# Start of Stored data

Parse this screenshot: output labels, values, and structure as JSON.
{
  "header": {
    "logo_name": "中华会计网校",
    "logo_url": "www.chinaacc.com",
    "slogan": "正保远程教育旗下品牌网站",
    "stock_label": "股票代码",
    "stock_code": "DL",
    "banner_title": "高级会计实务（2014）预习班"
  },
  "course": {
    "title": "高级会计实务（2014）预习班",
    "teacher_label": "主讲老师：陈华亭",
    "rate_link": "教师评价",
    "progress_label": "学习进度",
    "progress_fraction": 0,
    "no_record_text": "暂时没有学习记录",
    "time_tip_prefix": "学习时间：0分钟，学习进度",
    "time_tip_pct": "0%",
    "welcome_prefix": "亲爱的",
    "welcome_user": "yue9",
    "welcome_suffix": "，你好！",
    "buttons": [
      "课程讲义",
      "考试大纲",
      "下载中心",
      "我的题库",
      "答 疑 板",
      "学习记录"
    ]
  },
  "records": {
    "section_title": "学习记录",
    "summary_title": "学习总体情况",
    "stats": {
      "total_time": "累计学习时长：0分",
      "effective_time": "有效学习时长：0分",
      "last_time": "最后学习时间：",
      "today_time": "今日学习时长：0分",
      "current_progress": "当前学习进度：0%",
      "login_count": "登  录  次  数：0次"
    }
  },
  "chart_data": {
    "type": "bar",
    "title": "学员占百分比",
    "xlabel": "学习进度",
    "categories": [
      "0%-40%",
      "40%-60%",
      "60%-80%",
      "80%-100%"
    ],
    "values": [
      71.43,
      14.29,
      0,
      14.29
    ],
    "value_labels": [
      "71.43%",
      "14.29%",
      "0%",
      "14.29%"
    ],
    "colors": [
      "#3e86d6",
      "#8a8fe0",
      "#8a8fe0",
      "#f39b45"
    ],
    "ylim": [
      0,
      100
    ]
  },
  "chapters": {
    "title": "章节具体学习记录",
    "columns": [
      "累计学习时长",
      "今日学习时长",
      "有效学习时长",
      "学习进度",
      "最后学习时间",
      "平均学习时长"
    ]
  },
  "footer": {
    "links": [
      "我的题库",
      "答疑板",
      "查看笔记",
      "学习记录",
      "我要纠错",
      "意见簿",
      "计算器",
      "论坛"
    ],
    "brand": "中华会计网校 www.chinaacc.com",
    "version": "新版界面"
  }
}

# End of Stored data

▶ [What you should do]: For each line of the listing that holds the word "values", show that line.

▶ [Problem solution]:
Parse this screenshot: output labels, values, and structure as JSON.
    "values": [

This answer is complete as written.